## begin RECORD LIST
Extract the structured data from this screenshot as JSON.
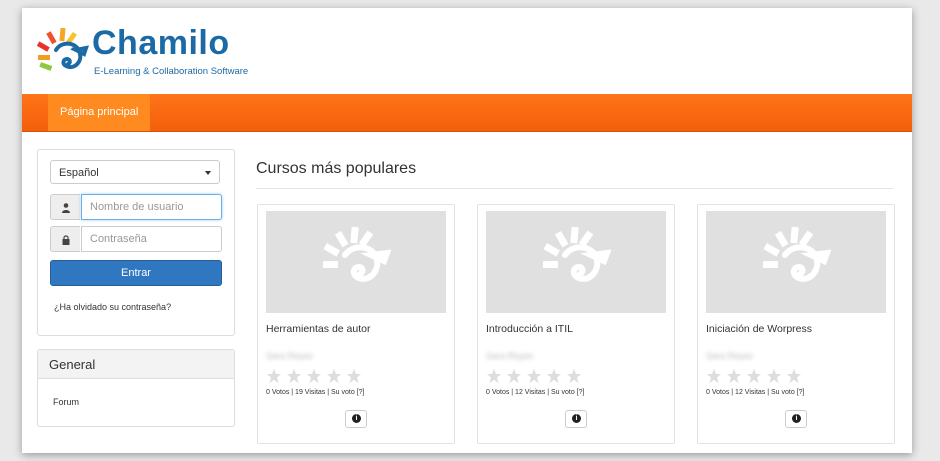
{
  "brand": {
    "name": "Chamilo",
    "tagline": "E-Learning & Collaboration Software",
    "colors": {
      "primary": "#1b6aa5",
      "nav": "#f36c10",
      "button": "#2f77c0"
    }
  },
  "nav": {
    "items": [
      {
        "label": "Página principal"
      }
    ]
  },
  "login": {
    "language": "Español",
    "username_placeholder": "Nombre de usuario",
    "password_placeholder": "Contraseña",
    "submit_label": "Entrar",
    "forgot_label": "¿Ha olvidado su contraseña?",
    "icons": {
      "user": "user-icon",
      "password": "lock-icon"
    }
  },
  "general": {
    "title": "General",
    "links": [
      {
        "label": "Forum"
      }
    ]
  },
  "courses": {
    "title": "Cursos más populares",
    "items": [
      {
        "title": "Herramientas de autor",
        "teacher": "Sara Reyes",
        "stats": "0 Votos | 19 Visitas | Su voto [?]"
      },
      {
        "title": "Introducción a ITIL",
        "teacher": "Sara Reyes",
        "stats": "0 Votos | 12 Visitas | Su voto [?]"
      },
      {
        "title": "Iniciación de Worpress",
        "teacher": "Sara Reyes",
        "stats": "0 Votos | 12 Visitas | Su voto [?]"
      }
    ]
  }
}
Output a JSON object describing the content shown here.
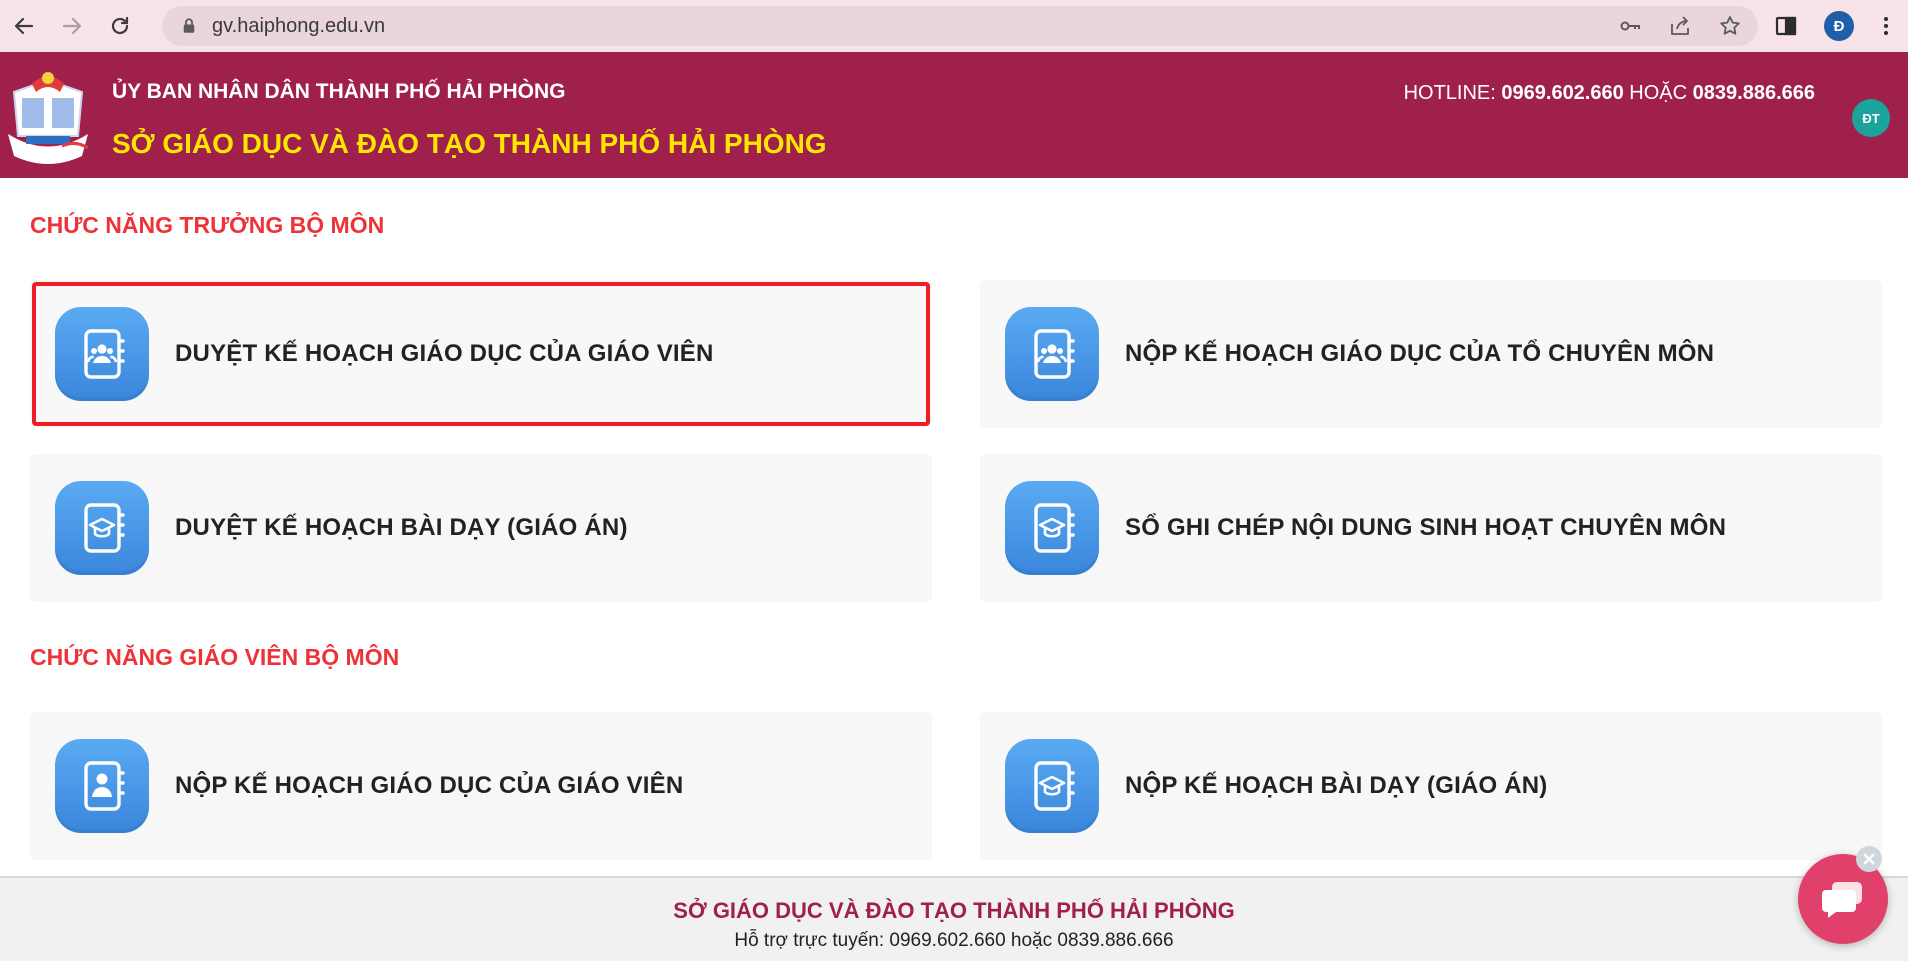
{
  "browser": {
    "url": "gv.haiphong.edu.vn",
    "profile_initial": "Đ"
  },
  "header": {
    "top_line": "ỦY BAN NHÂN DÂN THÀNH PHỐ HẢI PHÒNG",
    "main_title": "SỞ GIÁO DỤC VÀ ĐÀO TẠO THÀNH PHỐ HẢI PHÒNG",
    "hotline_label": "HOTLINE:",
    "hotline_1": "0969.602.660",
    "hotline_or": "HOẶC",
    "hotline_2": "0839.886.666",
    "user_initials": "ĐT"
  },
  "sections": [
    {
      "title": "CHỨC NĂNG TRƯỞNG BỘ MÔN",
      "cards": [
        {
          "label": "DUYỆT KẾ HOẠCH GIÁO DỤC CỦA GIÁO VIÊN",
          "icon": "group-notebook-icon",
          "selected": true
        },
        {
          "label": "NỘP KẾ HOẠCH GIÁO DỤC CỦA TỔ CHUYÊN MÔN",
          "icon": "group-notebook-icon",
          "selected": false
        },
        {
          "label": "DUYỆT KẾ HOẠCH BÀI DẠY (GIÁO ÁN)",
          "icon": "graduation-notebook-icon",
          "selected": false
        },
        {
          "label": "SỔ GHI CHÉP NỘI DUNG SINH HOẠT CHUYÊN MÔN",
          "icon": "graduation-notebook-icon",
          "selected": false
        }
      ]
    },
    {
      "title": "CHỨC NĂNG GIÁO VIÊN BỘ MÔN",
      "cards": [
        {
          "label": "NỘP KẾ HOẠCH GIÁO DỤC CỦA GIÁO VIÊN",
          "icon": "person-notebook-icon",
          "selected": false
        },
        {
          "label": "NỘP KẾ HOẠCH BÀI DẠY (GIÁO ÁN)",
          "icon": "graduation-notebook-icon",
          "selected": false
        }
      ]
    }
  ],
  "footer": {
    "title": "SỞ GIÁO DỤC VÀ ĐÀO TẠO THÀNH PHỐ HẢI PHÒNG",
    "support": "Hỗ trợ trực tuyến: 0969.602.660 hoặc 0839.886.666"
  },
  "colors": {
    "header_bg": "#a0204c",
    "header_title": "#ffe600",
    "section_title": "#ee3338",
    "tile_blue": "#4a96e6",
    "selection_border": "#ee1c24"
  }
}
## end RECORD LIST
## EXERCISE BRIEF
Repeat the data exactly, dropping every picture it holds.

## SOLUTION FOR THIS TASK
Extract the structured data from this screenshot as JSON.
{
  "brand": {
    "name": "Chamilo",
    "tagline": "E-Learning & Collaboration Software",
    "colors": {
      "primary": "#1b6aa5",
      "nav": "#f36c10",
      "button": "#2f77c0"
    }
  },
  "nav": {
    "items": [
      {
        "label": "Página principal"
      }
    ]
  },
  "login": {
    "language": "Español",
    "username_placeholder": "Nombre de usuario",
    "password_placeholder": "Contraseña",
    "submit_label": "Entrar",
    "forgot_label": "¿Ha olvidado su contraseña?",
    "icons": {
      "user": "user-icon",
      "password": "lock-icon"
    }
  },
  "general": {
    "title": "General",
    "links": [
      {
        "label": "Forum"
      }
    ]
  },
  "courses": {
    "title": "Cursos más populares",
    "items": [
      {
        "title": "Herramientas de autor",
        "teacher": "Sara Reyes",
        "stats": "0 Votos | 19 Visitas | Su voto [?]"
      },
      {
        "title": "Introducción a ITIL",
        "teacher": "Sara Reyes",
        "stats": "0 Votos | 12 Visitas | Su voto [?]"
      },
      {
        "title": "Iniciación de Worpress",
        "teacher": "Sara Reyes",
        "stats": "0 Votos | 12 Visitas | Su voto [?]"
      }
    ]
  }
}
Output a JSON object describing the content shown here.
{
  "browser": {
    "url": "gv.haiphong.edu.vn",
    "profile_initial": "Đ"
  },
  "header": {
    "top_line": "ỦY BAN NHÂN DÂN THÀNH PHỐ HẢI PHÒNG",
    "main_title": "SỞ GIÁO DỤC VÀ ĐÀO TẠO THÀNH PHỐ HẢI PHÒNG",
    "hotline_label": "HOTLINE:",
    "hotline_1": "0969.602.660",
    "hotline_or": "HOẶC",
    "hotline_2": "0839.886.666",
    "user_initials": "ĐT"
  },
  "sections": [
    {
      "title": "CHỨC NĂNG TRƯỞNG BỘ MÔN",
      "cards": [
        {
          "label": "DUYỆT KẾ HOẠCH GIÁO DỤC CỦA GIÁO VIÊN",
          "icon": "group-notebook-icon",
          "selected": true
        },
        {
          "label": "NỘP KẾ HOẠCH GIÁO DỤC CỦA TỔ CHUYÊN MÔN",
          "icon": "group-notebook-icon",
          "selected": false
        },
        {
          "label": "DUYỆT KẾ HOẠCH BÀI DẠY (GIÁO ÁN)",
          "icon": "graduation-notebook-icon",
          "selected": false
        },
        {
          "label": "SỔ GHI CHÉP NỘI DUNG SINH HOẠT CHUYÊN MÔN",
          "icon": "graduation-notebook-icon",
          "selected": false
        }
      ]
    },
    {
      "title": "CHỨC NĂNG GIÁO VIÊN BỘ MÔN",
      "cards": [
        {
          "label": "NỘP KẾ HOẠCH GIÁO DỤC CỦA GIÁO VIÊN",
          "icon": "person-notebook-icon",
          "selected": false
        },
        {
          "label": "NỘP KẾ HOẠCH BÀI DẠY (GIÁO ÁN)",
          "icon": "graduation-notebook-icon",
          "selected": false
        }
      ]
    }
  ],
  "footer": {
    "title": "SỞ GIÁO DỤC VÀ ĐÀO TẠO THÀNH PHỐ HẢI PHÒNG",
    "support": "Hỗ trợ trực tuyến: 0969.602.660 hoặc 0839.886.666"
  },
  "colors": {
    "header_bg": "#a0204c",
    "header_title": "#ffe600",
    "section_title": "#ee3338",
    "tile_blue": "#4a96e6",
    "selection_border": "#ee1c24"
  }
}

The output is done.